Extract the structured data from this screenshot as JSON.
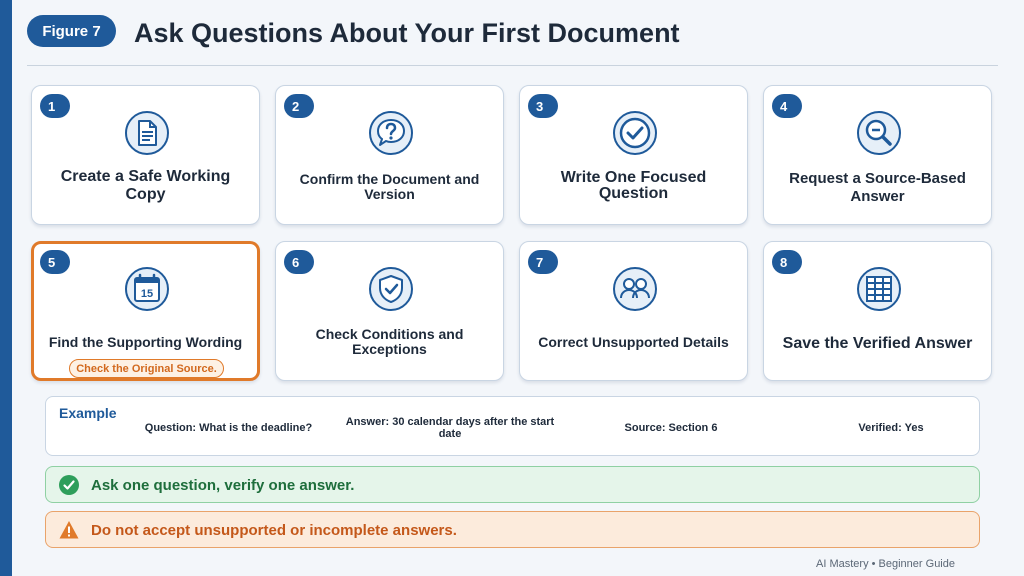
{
  "header": {
    "figure_label": "Figure 7",
    "title": "Ask Questions About Your First Document"
  },
  "steps": [
    {
      "number": "1",
      "label": "Create a Safe Working Copy",
      "icon": "document-icon"
    },
    {
      "number": "2",
      "label": "Confirm the Document and Version",
      "icon": "question-bubble-icon"
    },
    {
      "number": "3",
      "label": "Write One Focused Question",
      "icon": "check-circle-icon"
    },
    {
      "number": "4",
      "label": "Request a Source-Based Answer",
      "icon": "magnifier-icon"
    },
    {
      "number": "5",
      "label": "Find the Supporting Wording",
      "icon": "calendar-icon",
      "calendar_day": "15",
      "tag": "Check the Original Source.",
      "active": true
    },
    {
      "number": "6",
      "label": "Check Conditions and Exceptions",
      "icon": "shield-check-icon"
    },
    {
      "number": "7",
      "label": "Correct Unsupported Details",
      "icon": "people-icon"
    },
    {
      "number": "8",
      "label": "Save the Verified Answer",
      "icon": "grid-table-icon"
    }
  ],
  "example": {
    "label": "Example",
    "question": "Question: What is the deadline?",
    "answer": "Answer: 30 calendar days after the start date",
    "source": "Source: Section 6",
    "verified": "Verified: Yes"
  },
  "banners": {
    "success": "Ask one question, verify one answer.",
    "warning": "Do not accept unsupported or incomplete answers."
  },
  "footer": "AI Mastery • Beginner Guide",
  "colors": {
    "primary": "#1f5a9a",
    "accent_orange": "#e07a2a",
    "success_green": "#2e9e5b",
    "background": "#f3f6fa"
  }
}
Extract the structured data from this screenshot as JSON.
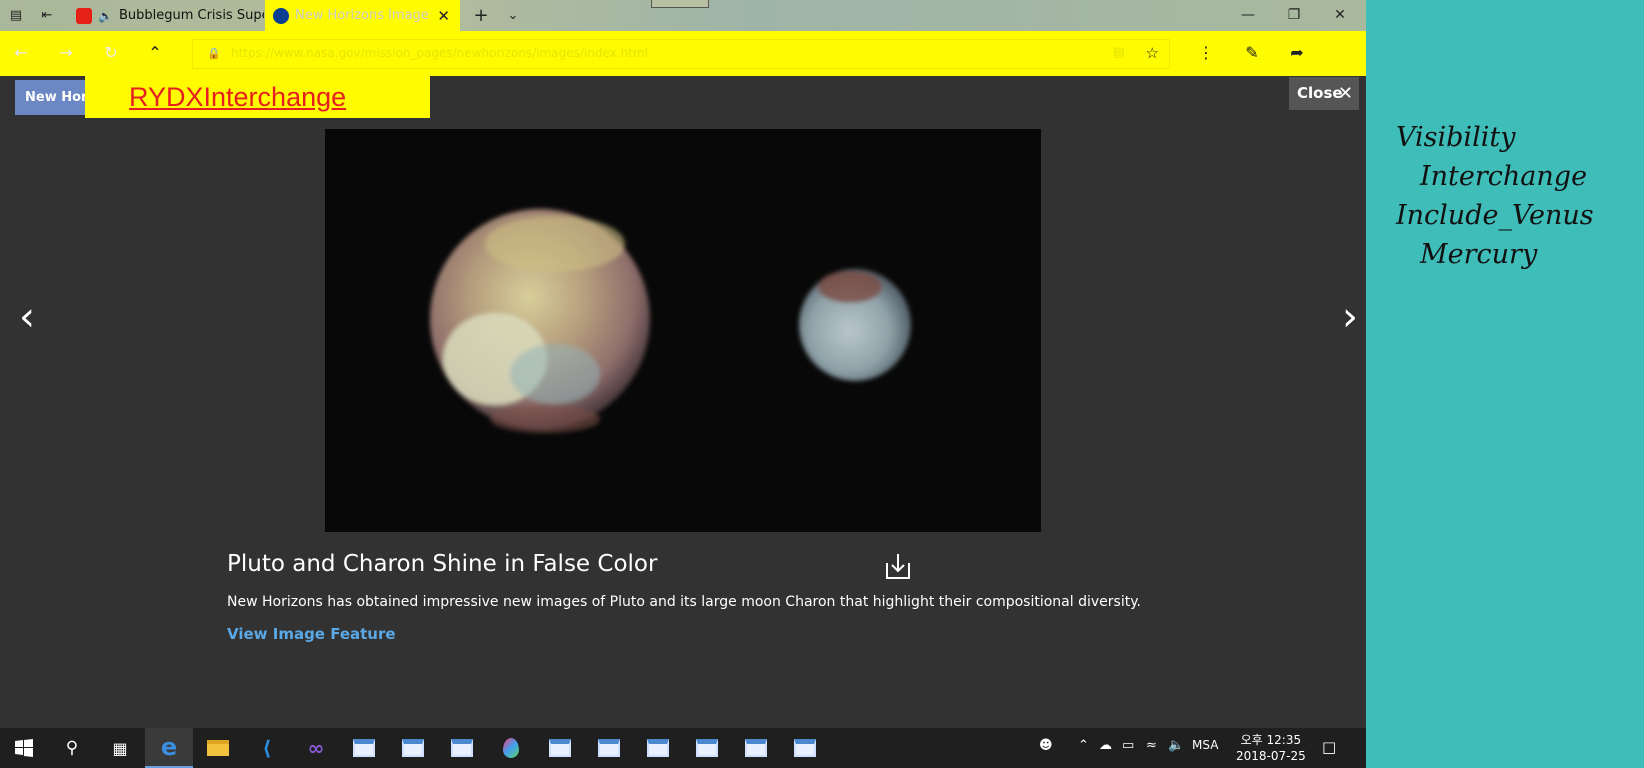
{
  "browser": {
    "tabs": [
      {
        "title": "Bubblegum Crisis Supe",
        "favicon": "youtube-icon",
        "audio": true,
        "active": false
      },
      {
        "title": "New Horizons Image",
        "favicon": "nasa-icon",
        "active": true
      }
    ],
    "url": "https://www.nasa.gov/mission_pages/newhorizons/images/index.html"
  },
  "page": {
    "site_badge": "New Hori",
    "overlay_link": "RYDXInterchange",
    "close_label": "Close",
    "caption": {
      "title": "Pluto and Charon Shine in False Color",
      "description": "New Horizons has obtained impressive new images of Pluto and its large moon Charon that highlight their compositional diversity.",
      "link": "View Image Feature"
    }
  },
  "taskbar": {
    "ime": "MSA",
    "clock_time": "오후 12:35",
    "clock_date": "2018-07-25"
  },
  "notes": [
    "Visibility",
    "Interchange",
    "Include_Venus",
    "Mercury"
  ],
  "colors": {
    "accent_yellow": "#fffb00",
    "side_teal": "#3fbdb8",
    "link_blue": "#5aa8e6",
    "overlay_red": "#e62020"
  }
}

▶ [Exercise description]: Your task is to repeat the material above exactly, without its pictures.

▶ [Result for this task]:
Extract the structured data from this screenshot as JSON.
{
  "header": {
    "figure_label": "Figure 7",
    "title": "Ask Questions About Your First Document"
  },
  "steps": [
    {
      "number": "1",
      "label": "Create a Safe Working Copy",
      "icon": "document-icon"
    },
    {
      "number": "2",
      "label": "Confirm the Document and Version",
      "icon": "question-bubble-icon"
    },
    {
      "number": "3",
      "label": "Write One Focused Question",
      "icon": "check-circle-icon"
    },
    {
      "number": "4",
      "label": "Request a Source-Based Answer",
      "icon": "magnifier-icon"
    },
    {
      "number": "5",
      "label": "Find the Supporting Wording",
      "icon": "calendar-icon",
      "calendar_day": "15",
      "tag": "Check the Original Source.",
      "active": true
    },
    {
      "number": "6",
      "label": "Check Conditions and Exceptions",
      "icon": "shield-check-icon"
    },
    {
      "number": "7",
      "label": "Correct Unsupported Details",
      "icon": "people-icon"
    },
    {
      "number": "8",
      "label": "Save the Verified Answer",
      "icon": "grid-table-icon"
    }
  ],
  "example": {
    "label": "Example",
    "question": "Question: What is the deadline?",
    "answer": "Answer: 30 calendar days after the start date",
    "source": "Source: Section 6",
    "verified": "Verified: Yes"
  },
  "banners": {
    "success": "Ask one question, verify one answer.",
    "warning": "Do not accept unsupported or incomplete answers."
  },
  "footer": "AI Mastery • Beginner Guide",
  "colors": {
    "primary": "#1f5a9a",
    "accent_orange": "#e07a2a",
    "success_green": "#2e9e5b",
    "background": "#f3f6fa"
  }
}
Extract the structured data from this screenshot as JSON.
{
  "browser": {
    "tabs": [
      {
        "title": "Bubblegum Crisis Supe",
        "favicon": "youtube-icon",
        "audio": true,
        "active": false
      },
      {
        "title": "New Horizons Image",
        "favicon": "nasa-icon",
        "active": true
      }
    ],
    "url": "https://www.nasa.gov/mission_pages/newhorizons/images/index.html"
  },
  "page": {
    "site_badge": "New Hori",
    "overlay_link": "RYDXInterchange",
    "close_label": "Close",
    "caption": {
      "title": "Pluto and Charon Shine in False Color",
      "description": "New Horizons has obtained impressive new images of Pluto and its large moon Charon that highlight their compositional diversity.",
      "link": "View Image Feature"
    }
  },
  "taskbar": {
    "ime": "MSA",
    "clock_time": "오후 12:35",
    "clock_date": "2018-07-25"
  },
  "notes": [
    "Visibility",
    "Interchange",
    "Include_Venus",
    "Mercury"
  ],
  "colors": {
    "accent_yellow": "#fffb00",
    "side_teal": "#3fbdb8",
    "link_blue": "#5aa8e6",
    "overlay_red": "#e62020"
  }
}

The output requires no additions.